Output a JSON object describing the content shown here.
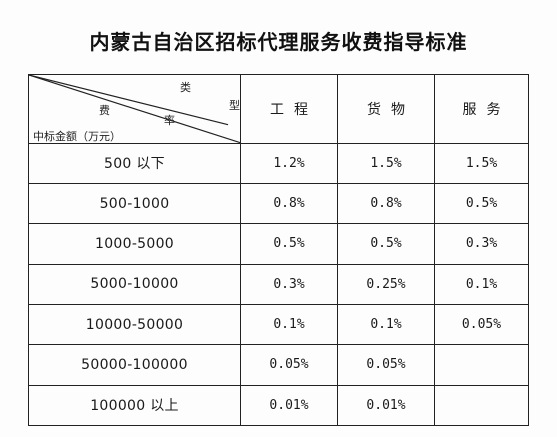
{
  "document": {
    "title": "内蒙古自治区招标代理服务收费指导标准"
  },
  "table": {
    "corner": {
      "lei": "类",
      "xing": "型",
      "fei": "费",
      "lv": "率",
      "amount_label": "中标金额（万元）"
    },
    "columns": [
      "工程",
      "货物",
      "服务"
    ],
    "rows": [
      {
        "amount": "500 以下",
        "values": [
          "1.2%",
          "1.5%",
          "1.5%"
        ]
      },
      {
        "amount": "500-1000",
        "values": [
          "0.8%",
          "0.8%",
          "0.5%"
        ]
      },
      {
        "amount": "1000-5000",
        "values": [
          "0.5%",
          "0.5%",
          "0.3%"
        ]
      },
      {
        "amount": "5000-10000",
        "values": [
          "0.3%",
          "0.25%",
          "0.1%"
        ]
      },
      {
        "amount": "10000-50000",
        "values": [
          "0.1%",
          "0.1%",
          "0.05%"
        ]
      },
      {
        "amount": "50000-100000",
        "values": [
          "0.05%",
          "0.05%",
          ""
        ]
      },
      {
        "amount": "100000 以上",
        "values": [
          "0.01%",
          "0.01%",
          ""
        ]
      }
    ]
  }
}
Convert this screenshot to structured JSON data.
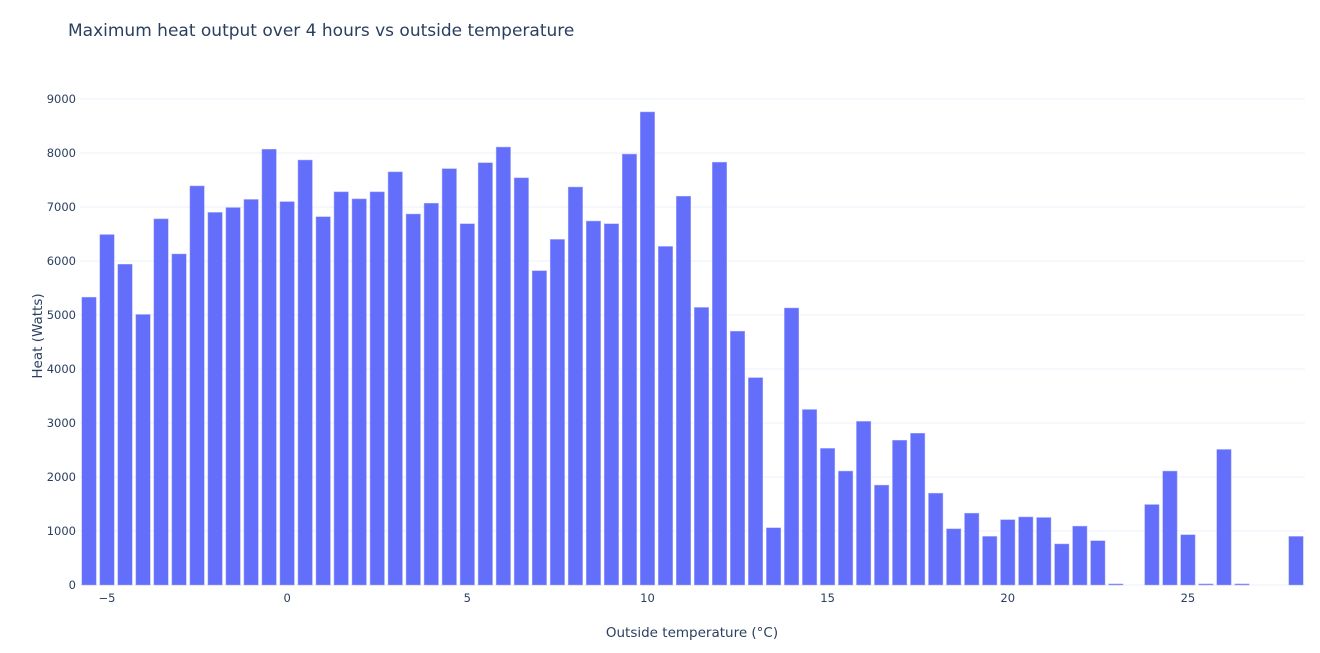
{
  "chart_data": {
    "type": "bar",
    "title": "Maximum heat output over 4 hours vs outside temperature",
    "xlabel": "Outside temperature (°C)",
    "ylabel": "Heat (Watts)",
    "xlim": [
      -5.75,
      28.25
    ],
    "ylim": [
      0,
      9000
    ],
    "xticks": [
      -5,
      0,
      5,
      10,
      15,
      20,
      25
    ],
    "xtick_labels": [
      "−5",
      "0",
      "5",
      "10",
      "15",
      "20",
      "25"
    ],
    "yticks": [
      0,
      1000,
      2000,
      3000,
      4000,
      5000,
      6000,
      7000,
      8000,
      9000
    ],
    "ytick_labels": [
      "0",
      "1000",
      "2000",
      "3000",
      "4000",
      "5000",
      "6000",
      "7000",
      "8000",
      "9000"
    ],
    "grid": true,
    "bar_color": "#636efa",
    "x": [
      -5.5,
      -5,
      -4.5,
      -4,
      -3.5,
      -3,
      -2.5,
      -2,
      -1.5,
      -1,
      -0.5,
      0,
      0.5,
      1,
      1.5,
      2,
      2.5,
      3,
      3.5,
      4,
      4.5,
      5,
      5.5,
      6,
      6.5,
      7,
      7.5,
      8,
      8.5,
      9,
      9.5,
      10,
      10.5,
      11,
      11.5,
      12,
      12.5,
      13,
      13.5,
      14,
      14.5,
      15,
      15.5,
      16,
      16.5,
      17,
      17.5,
      18,
      18.5,
      19,
      19.5,
      20,
      20.5,
      21,
      21.5,
      22,
      22.5,
      23,
      23.5,
      24,
      24.5,
      25,
      25.5,
      26,
      26.5,
      27,
      27.5,
      28
    ],
    "values": [
      5330,
      6490,
      5940,
      5010,
      6780,
      6130,
      7390,
      6900,
      6990,
      7140,
      8070,
      7100,
      7870,
      6820,
      7280,
      7150,
      7280,
      7650,
      6870,
      7070,
      7710,
      6690,
      7820,
      8110,
      7540,
      5820,
      6400,
      7370,
      6740,
      6690,
      7980,
      8760,
      6270,
      7200,
      5140,
      7830,
      4700,
      3840,
      1060,
      5130,
      3250,
      2530,
      2110,
      3030,
      1850,
      2680,
      2810,
      1700,
      1040,
      1330,
      900,
      1210,
      1260,
      1250,
      760,
      1090,
      820,
      20,
      0,
      1490,
      2110,
      930,
      20,
      2510,
      20,
      0,
      0,
      900
    ]
  }
}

------------------------------------------------------------

*Challenge*. Copy the records above exactly, omitting every picture.

*Solution for this exercise*.
Output a JSON object describing the content shown here.
{
  "document": {
    "title": "内蒙古自治区招标代理服务收费指导标准"
  },
  "table": {
    "corner": {
      "lei": "类",
      "xing": "型",
      "fei": "费",
      "lv": "率",
      "amount_label": "中标金额（万元）"
    },
    "columns": [
      "工程",
      "货物",
      "服务"
    ],
    "rows": [
      {
        "amount": "500 以下",
        "values": [
          "1.2%",
          "1.5%",
          "1.5%"
        ]
      },
      {
        "amount": "500-1000",
        "values": [
          "0.8%",
          "0.8%",
          "0.5%"
        ]
      },
      {
        "amount": "1000-5000",
        "values": [
          "0.5%",
          "0.5%",
          "0.3%"
        ]
      },
      {
        "amount": "5000-10000",
        "values": [
          "0.3%",
          "0.25%",
          "0.1%"
        ]
      },
      {
        "amount": "10000-50000",
        "values": [
          "0.1%",
          "0.1%",
          "0.05%"
        ]
      },
      {
        "amount": "50000-100000",
        "values": [
          "0.05%",
          "0.05%",
          ""
        ]
      },
      {
        "amount": "100000 以上",
        "values": [
          "0.01%",
          "0.01%",
          ""
        ]
      }
    ]
  }
}
Convert this screenshot to structured JSON data.
{
  "chart_data": {
    "type": "bar",
    "title": "Maximum heat output over 4 hours vs outside temperature",
    "xlabel": "Outside temperature (°C)",
    "ylabel": "Heat (Watts)",
    "xlim": [
      -5.75,
      28.25
    ],
    "ylim": [
      0,
      9000
    ],
    "xticks": [
      -5,
      0,
      5,
      10,
      15,
      20,
      25
    ],
    "xtick_labels": [
      "−5",
      "0",
      "5",
      "10",
      "15",
      "20",
      "25"
    ],
    "yticks": [
      0,
      1000,
      2000,
      3000,
      4000,
      5000,
      6000,
      7000,
      8000,
      9000
    ],
    "ytick_labels": [
      "0",
      "1000",
      "2000",
      "3000",
      "4000",
      "5000",
      "6000",
      "7000",
      "8000",
      "9000"
    ],
    "grid": true,
    "bar_color": "#636efa",
    "x": [
      -5.5,
      -5,
      -4.5,
      -4,
      -3.5,
      -3,
      -2.5,
      -2,
      -1.5,
      -1,
      -0.5,
      0,
      0.5,
      1,
      1.5,
      2,
      2.5,
      3,
      3.5,
      4,
      4.5,
      5,
      5.5,
      6,
      6.5,
      7,
      7.5,
      8,
      8.5,
      9,
      9.5,
      10,
      10.5,
      11,
      11.5,
      12,
      12.5,
      13,
      13.5,
      14,
      14.5,
      15,
      15.5,
      16,
      16.5,
      17,
      17.5,
      18,
      18.5,
      19,
      19.5,
      20,
      20.5,
      21,
      21.5,
      22,
      22.5,
      23,
      23.5,
      24,
      24.5,
      25,
      25.5,
      26,
      26.5,
      27,
      27.5,
      28
    ],
    "values": [
      5330,
      6490,
      5940,
      5010,
      6780,
      6130,
      7390,
      6900,
      6990,
      7140,
      8070,
      7100,
      7870,
      6820,
      7280,
      7150,
      7280,
      7650,
      6870,
      7070,
      7710,
      6690,
      7820,
      8110,
      7540,
      5820,
      6400,
      7370,
      6740,
      6690,
      7980,
      8760,
      6270,
      7200,
      5140,
      7830,
      4700,
      3840,
      1060,
      5130,
      3250,
      2530,
      2110,
      3030,
      1850,
      2680,
      2810,
      1700,
      1040,
      1330,
      900,
      1210,
      1260,
      1250,
      760,
      1090,
      820,
      20,
      0,
      1490,
      2110,
      930,
      20,
      2510,
      20,
      0,
      0,
      900
    ]
  }
}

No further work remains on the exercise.